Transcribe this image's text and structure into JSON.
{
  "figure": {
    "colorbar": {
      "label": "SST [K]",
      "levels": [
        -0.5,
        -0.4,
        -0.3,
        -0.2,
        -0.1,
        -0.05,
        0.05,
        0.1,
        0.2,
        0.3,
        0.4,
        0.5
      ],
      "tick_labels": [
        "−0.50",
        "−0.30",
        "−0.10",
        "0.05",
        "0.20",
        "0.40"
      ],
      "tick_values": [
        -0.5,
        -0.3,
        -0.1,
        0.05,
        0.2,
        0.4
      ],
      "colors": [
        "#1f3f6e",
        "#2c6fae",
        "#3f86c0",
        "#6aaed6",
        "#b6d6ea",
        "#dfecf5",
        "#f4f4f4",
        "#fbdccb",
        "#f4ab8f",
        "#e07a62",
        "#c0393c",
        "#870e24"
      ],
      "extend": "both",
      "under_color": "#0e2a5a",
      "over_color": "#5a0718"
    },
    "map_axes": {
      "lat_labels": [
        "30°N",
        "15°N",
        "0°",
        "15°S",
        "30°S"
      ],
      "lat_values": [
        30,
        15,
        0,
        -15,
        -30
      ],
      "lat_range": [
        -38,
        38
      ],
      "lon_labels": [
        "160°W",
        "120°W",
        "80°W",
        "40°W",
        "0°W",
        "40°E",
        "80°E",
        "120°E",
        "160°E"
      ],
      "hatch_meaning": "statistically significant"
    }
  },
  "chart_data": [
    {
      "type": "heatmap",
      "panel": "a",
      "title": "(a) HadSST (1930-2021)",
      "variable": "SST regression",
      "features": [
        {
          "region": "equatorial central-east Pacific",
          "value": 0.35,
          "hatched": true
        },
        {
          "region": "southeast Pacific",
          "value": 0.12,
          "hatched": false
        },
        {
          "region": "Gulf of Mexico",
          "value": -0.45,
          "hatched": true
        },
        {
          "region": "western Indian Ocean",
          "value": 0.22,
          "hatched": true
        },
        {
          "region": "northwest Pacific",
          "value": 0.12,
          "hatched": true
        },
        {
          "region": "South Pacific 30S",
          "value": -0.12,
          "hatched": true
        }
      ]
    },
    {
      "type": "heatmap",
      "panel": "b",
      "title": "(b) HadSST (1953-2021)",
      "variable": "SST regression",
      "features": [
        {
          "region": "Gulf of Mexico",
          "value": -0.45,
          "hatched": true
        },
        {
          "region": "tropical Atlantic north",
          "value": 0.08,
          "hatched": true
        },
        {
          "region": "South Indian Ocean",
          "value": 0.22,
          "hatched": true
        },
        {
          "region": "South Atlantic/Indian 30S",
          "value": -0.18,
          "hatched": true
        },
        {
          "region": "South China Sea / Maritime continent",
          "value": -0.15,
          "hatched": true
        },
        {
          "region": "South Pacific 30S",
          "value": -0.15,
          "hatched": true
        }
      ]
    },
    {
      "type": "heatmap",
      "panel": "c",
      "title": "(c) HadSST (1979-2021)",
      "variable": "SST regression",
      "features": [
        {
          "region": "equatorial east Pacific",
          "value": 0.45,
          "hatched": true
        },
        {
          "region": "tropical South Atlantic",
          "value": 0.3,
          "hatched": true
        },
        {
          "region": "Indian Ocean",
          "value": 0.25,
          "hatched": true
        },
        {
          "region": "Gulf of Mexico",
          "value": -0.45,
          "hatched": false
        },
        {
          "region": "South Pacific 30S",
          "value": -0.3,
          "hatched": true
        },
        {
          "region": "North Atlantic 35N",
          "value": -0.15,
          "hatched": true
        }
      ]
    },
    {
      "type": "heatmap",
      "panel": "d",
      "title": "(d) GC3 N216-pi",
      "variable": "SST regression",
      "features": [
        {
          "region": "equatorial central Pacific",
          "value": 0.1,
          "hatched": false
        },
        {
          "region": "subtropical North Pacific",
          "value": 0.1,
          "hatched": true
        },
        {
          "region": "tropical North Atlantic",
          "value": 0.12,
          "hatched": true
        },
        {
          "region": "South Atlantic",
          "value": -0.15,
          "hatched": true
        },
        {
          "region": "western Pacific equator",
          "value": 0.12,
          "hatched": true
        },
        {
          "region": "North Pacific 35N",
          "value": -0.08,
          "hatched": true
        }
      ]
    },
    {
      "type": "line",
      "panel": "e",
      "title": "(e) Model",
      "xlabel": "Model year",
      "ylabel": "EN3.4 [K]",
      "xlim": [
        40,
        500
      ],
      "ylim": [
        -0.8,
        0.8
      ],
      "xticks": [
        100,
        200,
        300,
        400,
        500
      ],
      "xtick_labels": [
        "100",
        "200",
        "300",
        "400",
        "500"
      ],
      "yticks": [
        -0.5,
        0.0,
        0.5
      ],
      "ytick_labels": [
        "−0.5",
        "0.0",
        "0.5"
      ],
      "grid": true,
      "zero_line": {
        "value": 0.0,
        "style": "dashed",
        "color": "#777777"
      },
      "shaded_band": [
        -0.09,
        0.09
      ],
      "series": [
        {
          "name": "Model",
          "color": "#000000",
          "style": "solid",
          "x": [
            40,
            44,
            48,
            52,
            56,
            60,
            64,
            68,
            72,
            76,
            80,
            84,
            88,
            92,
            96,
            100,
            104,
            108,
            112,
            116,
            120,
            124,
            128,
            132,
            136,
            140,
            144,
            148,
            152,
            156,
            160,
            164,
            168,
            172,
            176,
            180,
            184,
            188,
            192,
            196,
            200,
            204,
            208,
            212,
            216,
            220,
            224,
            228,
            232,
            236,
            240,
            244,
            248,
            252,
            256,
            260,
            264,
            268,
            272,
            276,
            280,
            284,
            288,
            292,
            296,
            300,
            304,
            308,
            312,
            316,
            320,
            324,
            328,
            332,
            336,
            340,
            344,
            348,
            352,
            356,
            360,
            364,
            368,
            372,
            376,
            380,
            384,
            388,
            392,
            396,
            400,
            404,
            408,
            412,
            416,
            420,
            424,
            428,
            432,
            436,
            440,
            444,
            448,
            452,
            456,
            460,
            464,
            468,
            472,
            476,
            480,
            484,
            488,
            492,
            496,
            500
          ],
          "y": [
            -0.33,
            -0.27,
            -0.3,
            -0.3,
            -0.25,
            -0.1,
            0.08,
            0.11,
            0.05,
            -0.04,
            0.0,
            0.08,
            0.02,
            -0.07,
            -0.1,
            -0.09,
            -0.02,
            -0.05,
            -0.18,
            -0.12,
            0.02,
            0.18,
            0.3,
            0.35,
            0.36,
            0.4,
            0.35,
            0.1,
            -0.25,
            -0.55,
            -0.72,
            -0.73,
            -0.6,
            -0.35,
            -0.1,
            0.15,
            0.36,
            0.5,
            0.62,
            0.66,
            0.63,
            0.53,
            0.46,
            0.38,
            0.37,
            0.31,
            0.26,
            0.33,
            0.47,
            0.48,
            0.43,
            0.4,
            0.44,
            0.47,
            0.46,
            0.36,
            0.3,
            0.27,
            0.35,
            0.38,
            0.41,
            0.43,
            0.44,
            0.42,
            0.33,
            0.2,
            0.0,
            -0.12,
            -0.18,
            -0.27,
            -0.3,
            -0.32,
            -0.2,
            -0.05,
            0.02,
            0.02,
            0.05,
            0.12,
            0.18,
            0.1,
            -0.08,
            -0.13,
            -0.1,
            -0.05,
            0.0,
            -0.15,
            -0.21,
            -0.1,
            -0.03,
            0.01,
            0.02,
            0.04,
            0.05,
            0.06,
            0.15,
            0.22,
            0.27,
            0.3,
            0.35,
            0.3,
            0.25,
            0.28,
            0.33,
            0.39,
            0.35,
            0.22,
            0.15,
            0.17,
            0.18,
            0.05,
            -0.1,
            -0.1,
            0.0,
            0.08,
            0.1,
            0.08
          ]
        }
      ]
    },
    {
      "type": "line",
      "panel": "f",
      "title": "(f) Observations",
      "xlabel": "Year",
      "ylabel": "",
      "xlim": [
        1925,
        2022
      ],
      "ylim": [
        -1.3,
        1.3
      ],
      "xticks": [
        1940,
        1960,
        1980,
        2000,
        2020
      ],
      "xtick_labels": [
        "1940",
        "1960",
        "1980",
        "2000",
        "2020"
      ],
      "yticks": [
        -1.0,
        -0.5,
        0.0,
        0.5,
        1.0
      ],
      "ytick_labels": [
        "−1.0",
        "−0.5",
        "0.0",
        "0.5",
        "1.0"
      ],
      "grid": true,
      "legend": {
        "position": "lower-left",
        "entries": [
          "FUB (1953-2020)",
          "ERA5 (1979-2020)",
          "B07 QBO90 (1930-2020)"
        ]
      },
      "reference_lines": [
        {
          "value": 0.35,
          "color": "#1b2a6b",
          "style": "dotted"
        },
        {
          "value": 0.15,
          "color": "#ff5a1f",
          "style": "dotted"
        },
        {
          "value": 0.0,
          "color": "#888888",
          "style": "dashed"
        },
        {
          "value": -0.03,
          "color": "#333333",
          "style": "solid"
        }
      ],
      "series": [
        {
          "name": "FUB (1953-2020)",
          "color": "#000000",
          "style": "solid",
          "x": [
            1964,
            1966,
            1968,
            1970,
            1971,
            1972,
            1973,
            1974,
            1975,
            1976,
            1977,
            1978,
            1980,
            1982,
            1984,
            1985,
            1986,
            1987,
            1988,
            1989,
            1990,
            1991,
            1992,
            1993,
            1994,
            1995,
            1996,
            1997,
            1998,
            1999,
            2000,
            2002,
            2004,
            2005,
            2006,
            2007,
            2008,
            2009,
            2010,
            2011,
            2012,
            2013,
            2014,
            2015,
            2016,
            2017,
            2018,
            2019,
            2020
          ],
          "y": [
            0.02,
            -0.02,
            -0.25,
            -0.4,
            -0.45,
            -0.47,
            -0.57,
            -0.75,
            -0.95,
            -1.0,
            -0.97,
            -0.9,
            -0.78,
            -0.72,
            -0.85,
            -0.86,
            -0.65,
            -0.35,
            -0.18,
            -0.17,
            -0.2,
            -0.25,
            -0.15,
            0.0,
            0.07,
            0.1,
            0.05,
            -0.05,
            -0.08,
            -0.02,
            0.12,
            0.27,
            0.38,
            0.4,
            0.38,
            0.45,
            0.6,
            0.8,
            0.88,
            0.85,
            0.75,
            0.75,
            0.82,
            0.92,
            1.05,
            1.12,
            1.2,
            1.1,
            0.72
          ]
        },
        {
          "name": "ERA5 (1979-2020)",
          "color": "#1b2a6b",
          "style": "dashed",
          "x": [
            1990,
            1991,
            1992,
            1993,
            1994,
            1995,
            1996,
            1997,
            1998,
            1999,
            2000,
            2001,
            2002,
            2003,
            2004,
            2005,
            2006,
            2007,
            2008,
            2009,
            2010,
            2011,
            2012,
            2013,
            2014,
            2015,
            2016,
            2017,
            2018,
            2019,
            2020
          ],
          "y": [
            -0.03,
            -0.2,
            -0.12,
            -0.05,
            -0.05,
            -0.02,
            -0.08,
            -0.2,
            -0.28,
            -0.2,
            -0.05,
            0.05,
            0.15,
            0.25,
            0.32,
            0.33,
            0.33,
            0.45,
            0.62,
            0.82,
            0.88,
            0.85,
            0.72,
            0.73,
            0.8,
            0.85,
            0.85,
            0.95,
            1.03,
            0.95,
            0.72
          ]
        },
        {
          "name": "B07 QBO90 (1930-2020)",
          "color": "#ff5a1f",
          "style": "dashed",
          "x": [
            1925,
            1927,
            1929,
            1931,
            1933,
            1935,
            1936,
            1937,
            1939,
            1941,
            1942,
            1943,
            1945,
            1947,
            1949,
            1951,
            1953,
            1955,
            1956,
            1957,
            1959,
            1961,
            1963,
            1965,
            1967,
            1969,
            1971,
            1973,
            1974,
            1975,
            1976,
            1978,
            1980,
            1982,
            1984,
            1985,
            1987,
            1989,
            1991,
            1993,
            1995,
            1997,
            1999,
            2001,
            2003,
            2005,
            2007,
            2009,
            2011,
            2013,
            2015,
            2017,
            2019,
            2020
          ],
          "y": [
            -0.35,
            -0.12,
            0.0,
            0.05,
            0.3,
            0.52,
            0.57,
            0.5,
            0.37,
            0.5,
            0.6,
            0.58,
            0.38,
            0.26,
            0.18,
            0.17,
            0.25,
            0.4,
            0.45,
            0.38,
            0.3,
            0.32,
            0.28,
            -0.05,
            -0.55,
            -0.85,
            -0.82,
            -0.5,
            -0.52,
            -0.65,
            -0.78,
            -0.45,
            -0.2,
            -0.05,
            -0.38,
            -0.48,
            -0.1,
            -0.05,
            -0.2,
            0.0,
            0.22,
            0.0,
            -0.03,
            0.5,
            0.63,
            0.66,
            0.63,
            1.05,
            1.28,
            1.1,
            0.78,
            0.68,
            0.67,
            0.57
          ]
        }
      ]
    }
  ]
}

▶ _GIVEN REQUEST_:
Which lines contain "central"? Show each of them.

▶ _SOLUTION_:
          "region": "equatorial central-east Pacific",
          "region": "equatorial central Pacific",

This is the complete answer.